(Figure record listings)
──────────
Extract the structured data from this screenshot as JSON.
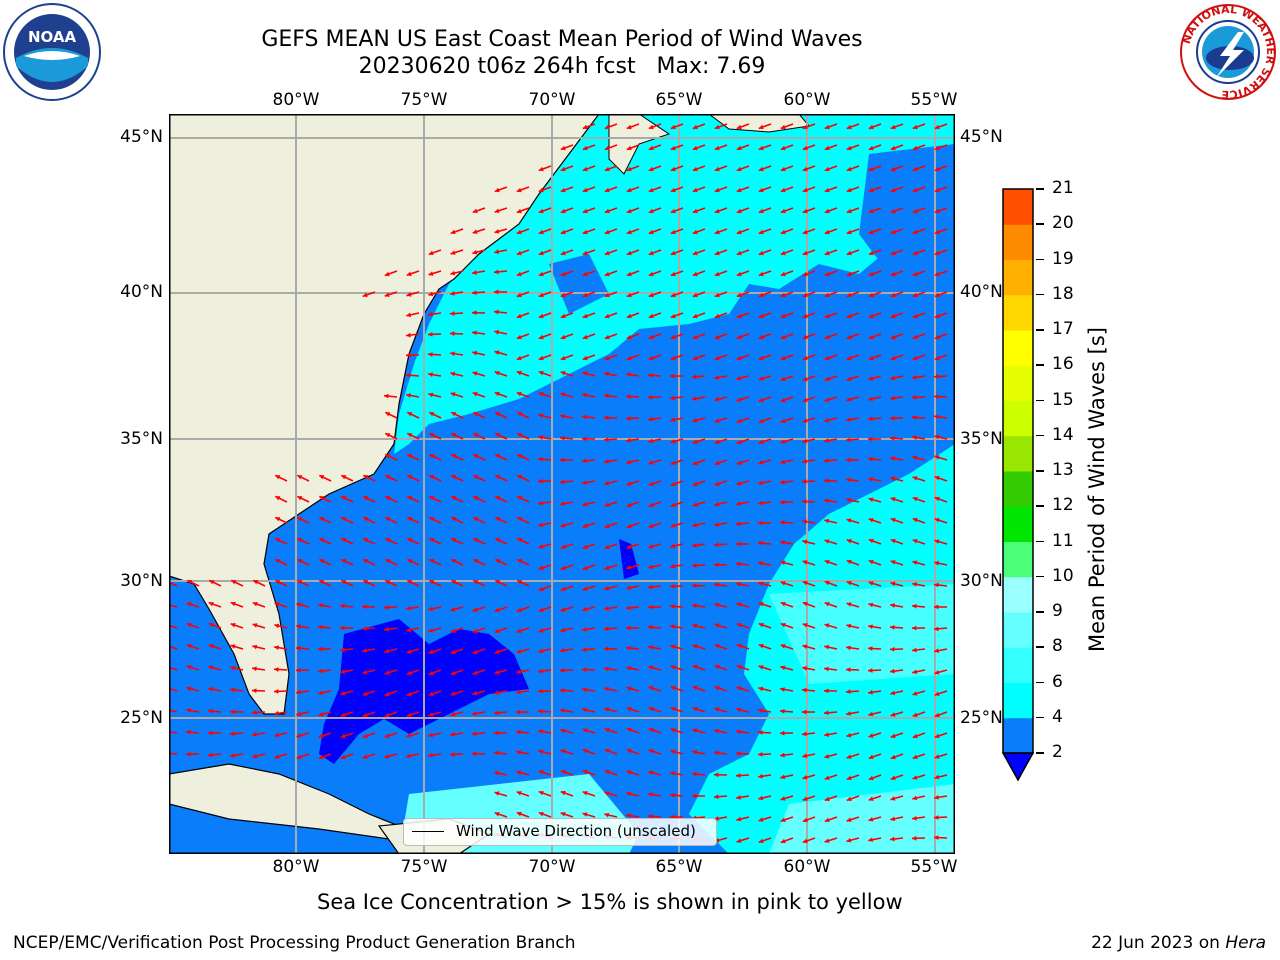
{
  "title": {
    "line1": "GEFS MEAN US East Coast Mean Period of Wind Waves",
    "line2": "20230620 t06z 264h fcst   Max: 7.69"
  },
  "axes": {
    "lon_labels": [
      "80°W",
      "75°W",
      "70°W",
      "65°W",
      "60°W",
      "55°W"
    ],
    "lat_labels": [
      "45°N",
      "40°N",
      "35°N",
      "30°N",
      "25°N"
    ]
  },
  "colorbar": {
    "title": "Mean Period of Wind Waves [s]",
    "ticks": [
      "2",
      "4",
      "6",
      "8",
      "9",
      "10",
      "11",
      "12",
      "13",
      "14",
      "15",
      "16",
      "17",
      "18",
      "19",
      "20",
      "21"
    ],
    "colors": [
      "#0a7dfb",
      "#00ffff",
      "#33ffff",
      "#66ffff",
      "#99ffff",
      "#4cff7a",
      "#00e600",
      "#33cc00",
      "#99e600",
      "#ccff00",
      "#e6ff00",
      "#ffff00",
      "#ffd700",
      "#ffb000",
      "#ff8c00",
      "#ff5000",
      "#ff2800",
      "#ff0000"
    ],
    "under_color": "#0000ff"
  },
  "legend": {
    "label": "Wind Wave Direction (unscaled)"
  },
  "note": "Sea Ice Concentration > 15% is shown in pink to yellow",
  "footer": {
    "left": "NCEP/EMC/Verification Post Processing Product Generation Branch",
    "date": "22 Jun 2023 on ",
    "host": "Hera"
  },
  "logos": {
    "noaa": "NOAA",
    "nws_ring": "NATIONAL WEATHER SERVICE"
  },
  "map_colors": {
    "land": "#efefdd",
    "deep_blue": "#0000ff",
    "mid_blue": "#0a7dfb",
    "cyan": "#00ffff",
    "light_cyan": "#66ffff",
    "arrow": "#ff0000",
    "grid": "#aaaaaa"
  },
  "icons": {
    "noaa_logo": "noaa-logo-icon",
    "nws_logo": "nws-logo-icon",
    "extend_arrow": "colorbar-extend-triangle-icon"
  }
}
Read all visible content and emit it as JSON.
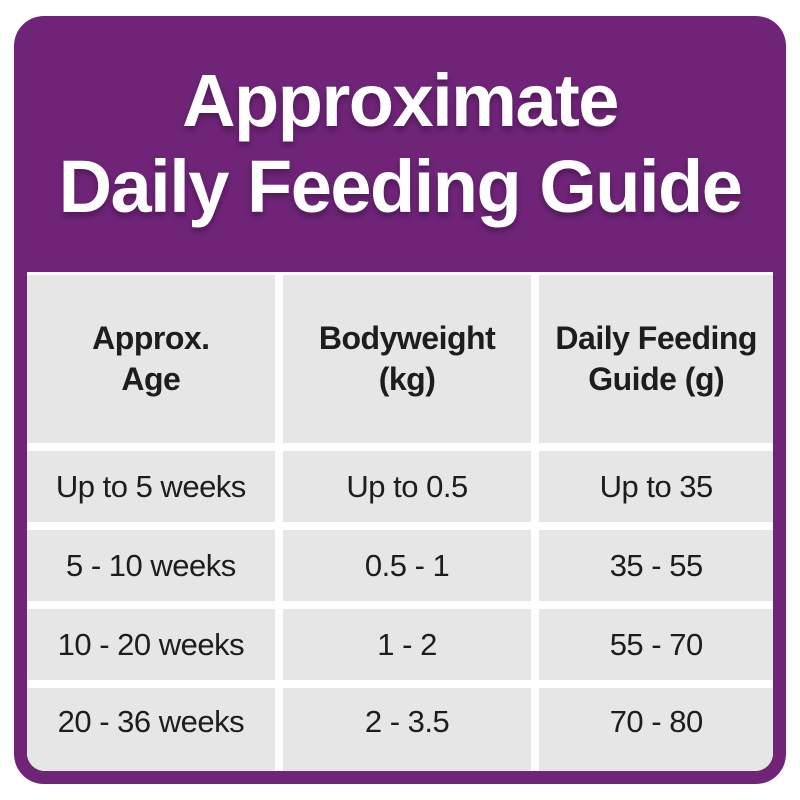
{
  "title": {
    "line1": "Approximate",
    "line2": "Daily Feeding Guide"
  },
  "colors": {
    "purple": "#6f2478",
    "cell_gray": "#e7e6e7",
    "text_dark": "#1b1d1e",
    "title_white": "#ffffff"
  },
  "table": {
    "columns": [
      {
        "header": [
          "Approx.",
          "Age"
        ]
      },
      {
        "header": [
          "Bodyweight",
          "(kg)"
        ]
      },
      {
        "header": [
          "Daily Feeding",
          "Guide (g)"
        ]
      }
    ],
    "rows": [
      [
        "Up to 5 weeks",
        "Up to 0.5",
        "Up to 35"
      ],
      [
        "5 - 10 weeks",
        "0.5 - 1",
        "35 - 55"
      ],
      [
        "10 - 20 weeks",
        "1 - 2",
        "55 - 70"
      ],
      [
        "20 - 36 weeks",
        "2 - 3.5",
        "70 - 80"
      ]
    ]
  },
  "chart_data": {
    "type": "table",
    "title": "Approximate Daily Feeding Guide",
    "columns": [
      "Approx. Age",
      "Bodyweight (kg)",
      "Daily Feeding Guide (g)"
    ],
    "rows": [
      [
        "Up to 5 weeks",
        "Up to 0.5",
        "Up to 35"
      ],
      [
        "5 - 10 weeks",
        "0.5 - 1",
        "35 - 55"
      ],
      [
        "10 - 20 weeks",
        "1 - 2",
        "55 - 70"
      ],
      [
        "20 - 36 weeks",
        "2 - 3.5",
        "70 - 80"
      ]
    ]
  }
}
──────────
Using the records above, gather all lines where the string "Waves" is present.

**Answer below**
    "line1": "GEFS MEAN US East Coast Mean Period of Wind Waves",
    "title": "Mean Period of Wind Waves [s]",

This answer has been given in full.